→ **OBJECTIVE**
Every record below should be written out exactly; pictures stay out.

•••

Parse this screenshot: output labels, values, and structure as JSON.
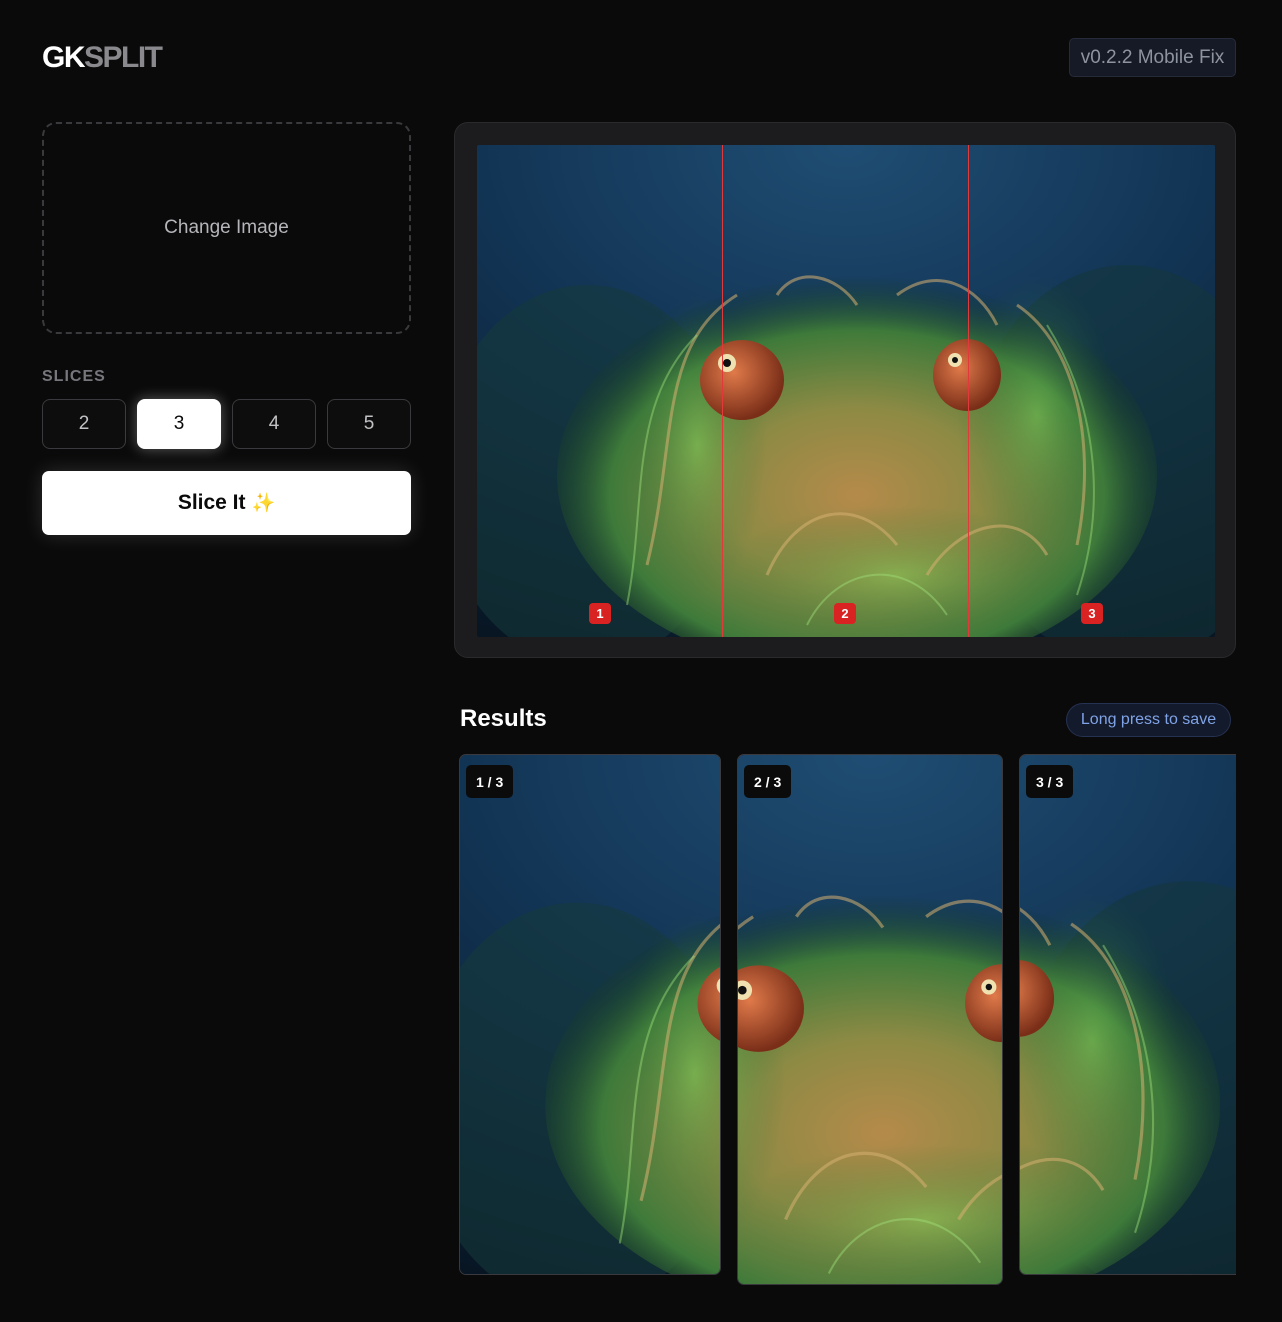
{
  "header": {
    "logo_part1": "GK",
    "logo_part2": "SPLIT",
    "version": "v0.2.2 Mobile Fix"
  },
  "upload": {
    "label": "Change Image"
  },
  "slices": {
    "label": "SLICES",
    "options": [
      "2",
      "3",
      "4",
      "5"
    ],
    "selected": "3"
  },
  "actions": {
    "slice_label": "Slice It",
    "slice_icon": "sparkles-icon"
  },
  "preview": {
    "markers": [
      "1",
      "2",
      "3"
    ],
    "cut_line_color": "#e23a3a",
    "marker_color": "#d92323"
  },
  "results": {
    "title": "Results",
    "hint": "Long press to save",
    "items": [
      {
        "label": "1 / 3"
      },
      {
        "label": "2 / 3"
      },
      {
        "label": "3 / 3"
      }
    ]
  },
  "colors": {
    "background": "#0a0a0a",
    "accent": "#ffffff",
    "hint_text": "#7fa3e6"
  }
}
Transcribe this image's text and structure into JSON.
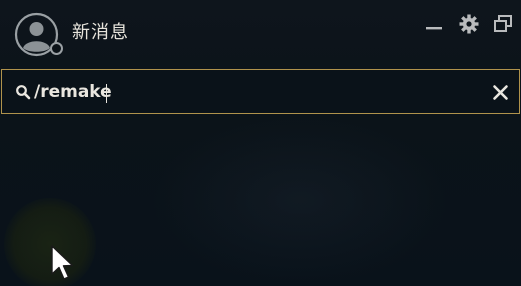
{
  "window": {
    "title": "新消息"
  },
  "search": {
    "value": "/remake",
    "placeholder": ""
  },
  "icons": {
    "avatar": "user-avatar-icon",
    "status": "status-dot-icon",
    "minimize": "minimize-icon",
    "settings": "gear-icon",
    "popout": "popout-window-icon",
    "search": "search-icon",
    "clear": "close-icon",
    "cursor": "mouse-pointer-icon"
  },
  "colors": {
    "background": "#0b1218",
    "accent_border": "#b0934c",
    "text": "#e7e4dc",
    "icon": "#b9bbbd"
  }
}
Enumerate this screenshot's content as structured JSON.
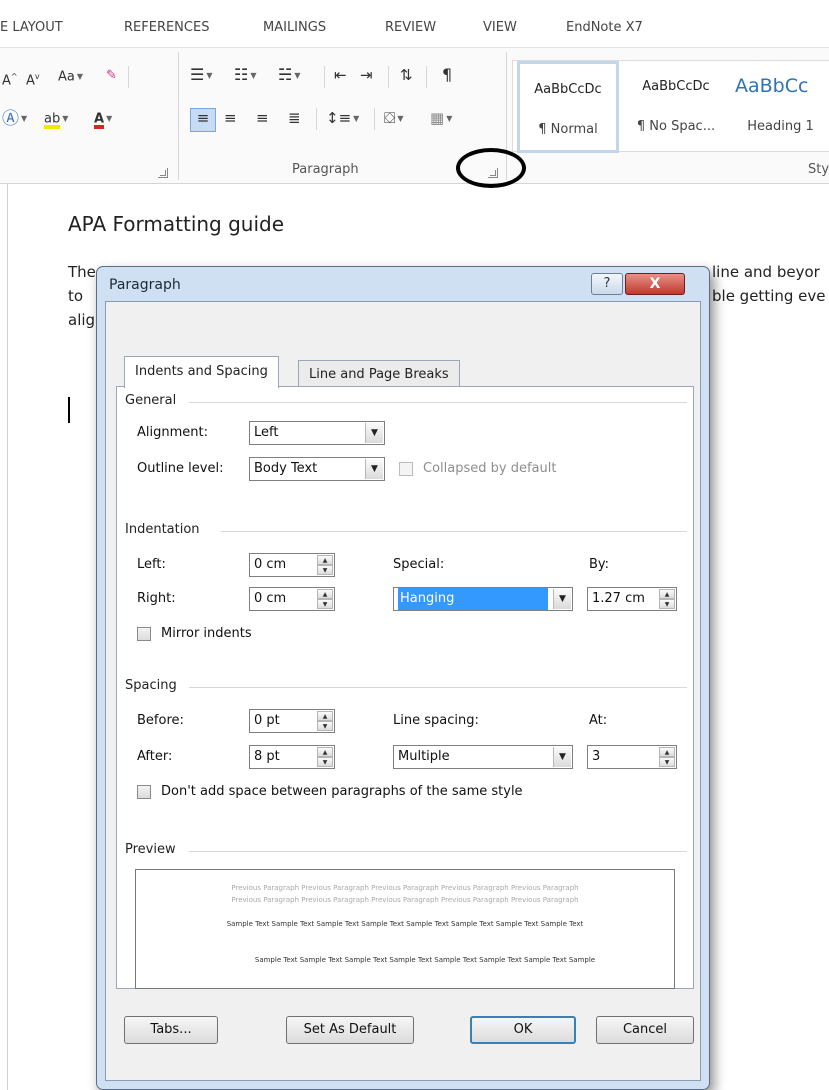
{
  "ribbon": {
    "tabs": [
      "E LAYOUT",
      "REFERENCES",
      "MAILINGS",
      "REVIEW",
      "VIEW",
      "EndNote X7"
    ],
    "font_row1": [
      "A˄",
      "A˅",
      "Aa",
      "♦"
    ],
    "paragraph_label": "Paragraph",
    "styles_label": "Sty",
    "styles": [
      {
        "sample": "AaBbCcDc",
        "label": "¶ Normal"
      },
      {
        "sample": "AaBbCcDc",
        "label": "¶ No Spac..."
      },
      {
        "sample": "AaBbCc",
        "label": "Heading 1"
      }
    ],
    "accent": "#2b579a"
  },
  "document": {
    "title": "APA Formatting guide",
    "lines": [
      "The",
      "to",
      "alig"
    ],
    "right_lines": [
      "line and beyor",
      "ble getting eve"
    ]
  },
  "dialog": {
    "title": "Paragraph",
    "help_label": "?",
    "close_label": "X",
    "tabs": [
      "Indents and Spacing",
      "Line and Page Breaks"
    ],
    "general": {
      "heading": "General",
      "alignment_label": "Alignment:",
      "alignment_value": "Left",
      "outline_label": "Outline level:",
      "outline_value": "Body Text",
      "collapsed_label": "Collapsed by default"
    },
    "indentation": {
      "heading": "Indentation",
      "left_label": "Left:",
      "left_value": "0 cm",
      "right_label": "Right:",
      "right_value": "0 cm",
      "special_label": "Special:",
      "special_value": "Hanging",
      "by_label": "By:",
      "by_value": "1.27 cm",
      "mirror_label": "Mirror indents"
    },
    "spacing": {
      "heading": "Spacing",
      "before_label": "Before:",
      "before_value": "0 pt",
      "after_label": "After:",
      "after_value": "8 pt",
      "line_spacing_label": "Line spacing:",
      "line_spacing_value": "Multiple",
      "at_label": "At:",
      "at_value": "3",
      "dont_add_label": "Don't add space between paragraphs of the same style"
    },
    "preview": {
      "heading": "Preview",
      "prev_line1": "Previous Paragraph Previous Paragraph Previous Paragraph Previous Paragraph Previous Paragraph",
      "prev_line2": "Previous Paragraph Previous Paragraph Previous Paragraph Previous Paragraph Previous Paragraph",
      "sample_line1": "Sample Text Sample Text Sample Text Sample Text Sample Text Sample Text Sample Text Sample Text",
      "sample_line2": "Sample Text Sample Text Sample Text Sample Text Sample Text Sample Text Sample Text Sample"
    },
    "buttons": {
      "tabs": "Tabs...",
      "set_default": "Set As Default",
      "ok": "OK",
      "cancel": "Cancel"
    },
    "selection_color": "#3399ff"
  }
}
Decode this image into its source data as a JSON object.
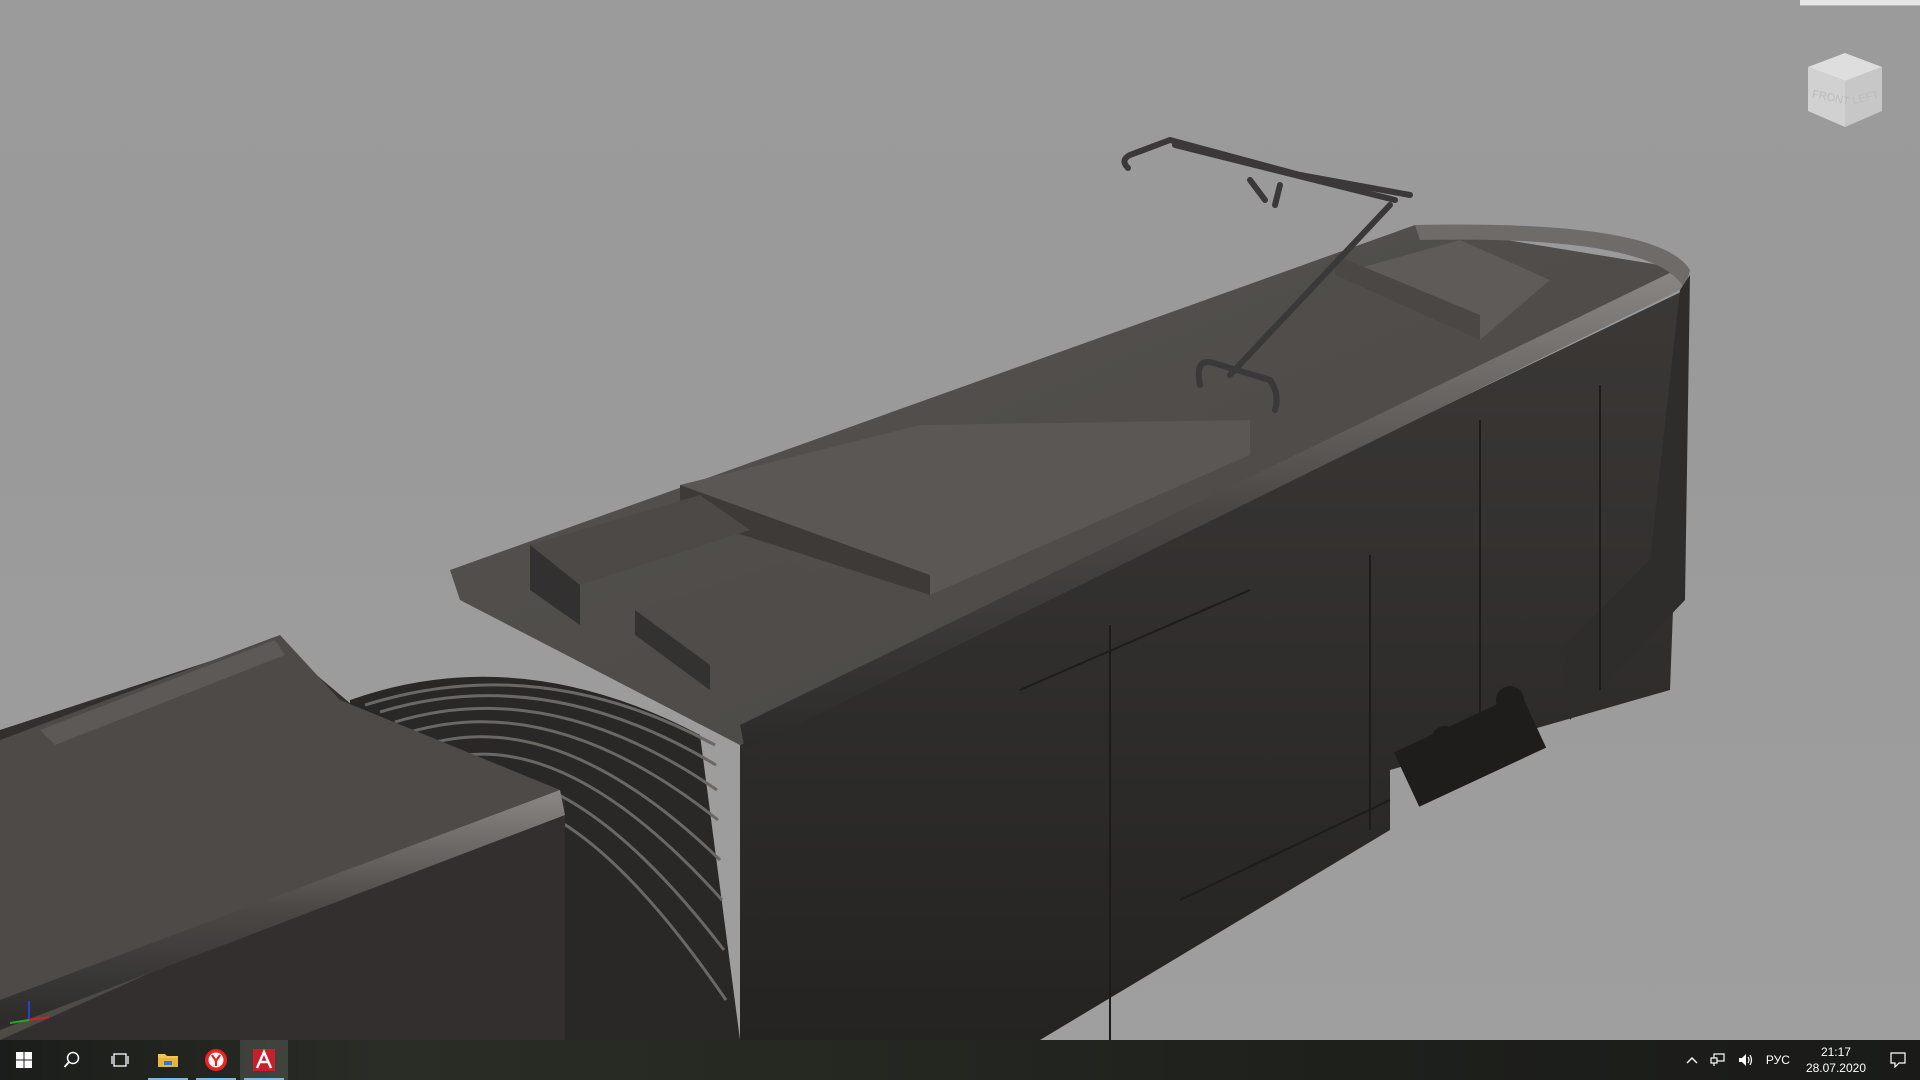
{
  "app": {
    "viewport_background": "#9b9b9b",
    "model_color": "#3a3735"
  },
  "viewcube": {
    "face_front": "FRONT",
    "face_left": "LEFT"
  },
  "taskbar": {
    "items": [
      {
        "name": "start",
        "icon": "windows-logo-icon"
      },
      {
        "name": "search",
        "icon": "search-icon"
      },
      {
        "name": "task-view",
        "icon": "task-view-icon"
      },
      {
        "name": "file-explorer",
        "icon": "folder-icon"
      },
      {
        "name": "yandex-browser",
        "icon": "yandex-browser-icon"
      },
      {
        "name": "autodesk-app",
        "icon": "autodesk-a-icon"
      }
    ],
    "tray": {
      "language": "РУС",
      "time": "21:17",
      "date": "28.07.2020"
    },
    "accent": "#76b9ed"
  }
}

•••

→ **SOLUTION FOR THIS PROBLEM**
Parse this screenshot: output labels, values, and structure as JSON.
{
  "header": {
    "logo_part1": "GK",
    "logo_part2": "SPLIT",
    "version": "v0.2.2 Mobile Fix"
  },
  "upload": {
    "label": "Change Image"
  },
  "slices": {
    "label": "SLICES",
    "options": [
      "2",
      "3",
      "4",
      "5"
    ],
    "selected": "3"
  },
  "actions": {
    "slice_label": "Slice It",
    "slice_icon": "sparkles-icon"
  },
  "preview": {
    "markers": [
      "1",
      "2",
      "3"
    ],
    "cut_line_color": "#e23a3a",
    "marker_color": "#d92323"
  },
  "results": {
    "title": "Results",
    "hint": "Long press to save",
    "items": [
      {
        "label": "1 / 3"
      },
      {
        "label": "2 / 3"
      },
      {
        "label": "3 / 3"
      }
    ]
  },
  "colors": {
    "background": "#0a0a0a",
    "accent": "#ffffff",
    "hint_text": "#7fa3e6"
  }
}
Transcribe this image's text and structure into JSON.
{
  "window": {
    "title": "新消息"
  },
  "search": {
    "value": "/remake",
    "placeholder": ""
  },
  "icons": {
    "avatar": "user-avatar-icon",
    "status": "status-dot-icon",
    "minimize": "minimize-icon",
    "settings": "gear-icon",
    "popout": "popout-window-icon",
    "search": "search-icon",
    "clear": "close-icon",
    "cursor": "mouse-pointer-icon"
  },
  "colors": {
    "background": "#0b1218",
    "accent_border": "#b0934c",
    "text": "#e7e4dc",
    "icon": "#b9bbbd"
  }
}
Enumerate this screenshot's content as structured JSON.
{
  "ribbon": {
    "tabs": [
      "E LAYOUT",
      "REFERENCES",
      "MAILINGS",
      "REVIEW",
      "VIEW",
      "EndNote X7"
    ],
    "font_row1": [
      "A˄",
      "A˅",
      "Aa",
      "♦"
    ],
    "paragraph_label": "Paragraph",
    "styles_label": "Sty",
    "styles": [
      {
        "sample": "AaBbCcDc",
        "label": "¶ Normal"
      },
      {
        "sample": "AaBbCcDc",
        "label": "¶ No Spac..."
      },
      {
        "sample": "AaBbCc",
        "label": "Heading 1"
      }
    ],
    "accent": "#2b579a"
  },
  "document": {
    "title": "APA Formatting guide",
    "lines": [
      "The",
      "to",
      "alig"
    ],
    "right_lines": [
      "line and beyor",
      "ble getting eve"
    ]
  },
  "dialog": {
    "title": "Paragraph",
    "help_label": "?",
    "close_label": "X",
    "tabs": [
      "Indents and Spacing",
      "Line and Page Breaks"
    ],
    "general": {
      "heading": "General",
      "alignment_label": "Alignment:",
      "alignment_value": "Left",
      "outline_label": "Outline level:",
      "outline_value": "Body Text",
      "collapsed_label": "Collapsed by default"
    },
    "indentation": {
      "heading": "Indentation",
      "left_label": "Left:",
      "left_value": "0 cm",
      "right_label": "Right:",
      "right_value": "0 cm",
      "special_label": "Special:",
      "special_value": "Hanging",
      "by_label": "By:",
      "by_value": "1.27 cm",
      "mirror_label": "Mirror indents"
    },
    "spacing": {
      "heading": "Spacing",
      "before_label": "Before:",
      "before_value": "0 pt",
      "after_label": "After:",
      "after_value": "8 pt",
      "line_spacing_label": "Line spacing:",
      "line_spacing_value": "Multiple",
      "at_label": "At:",
      "at_value": "3",
      "dont_add_label": "Don't add space between paragraphs of the same style"
    },
    "preview": {
      "heading": "Preview",
      "prev_line1": "Previous Paragraph Previous Paragraph Previous Paragraph Previous Paragraph Previous Paragraph",
      "prev_line2": "Previous Paragraph Previous Paragraph Previous Paragraph Previous Paragraph Previous Paragraph",
      "sample_line1": "Sample Text Sample Text Sample Text Sample Text Sample Text Sample Text Sample Text Sample Text",
      "sample_line2": "Sample Text Sample Text Sample Text Sample Text Sample Text Sample Text Sample Text Sample"
    },
    "buttons": {
      "tabs": "Tabs...",
      "set_default": "Set As Default",
      "ok": "OK",
      "cancel": "Cancel"
    },
    "selection_color": "#3399ff"
  }
}
Decode this image into its source data as a JSON object.
{
  "app": {
    "viewport_background": "#9b9b9b",
    "model_color": "#3a3735"
  },
  "viewcube": {
    "face_front": "FRONT",
    "face_left": "LEFT"
  },
  "taskbar": {
    "items": [
      {
        "name": "start",
        "icon": "windows-logo-icon"
      },
      {
        "name": "search",
        "icon": "search-icon"
      },
      {
        "name": "task-view",
        "icon": "task-view-icon"
      },
      {
        "name": "file-explorer",
        "icon": "folder-icon"
      },
      {
        "name": "yandex-browser",
        "icon": "yandex-browser-icon"
      },
      {
        "name": "autodesk-app",
        "icon": "autodesk-a-icon"
      }
    ],
    "tray": {
      "language": "РУС",
      "time": "21:17",
      "date": "28.07.2020"
    },
    "accent": "#76b9ed"
  }
}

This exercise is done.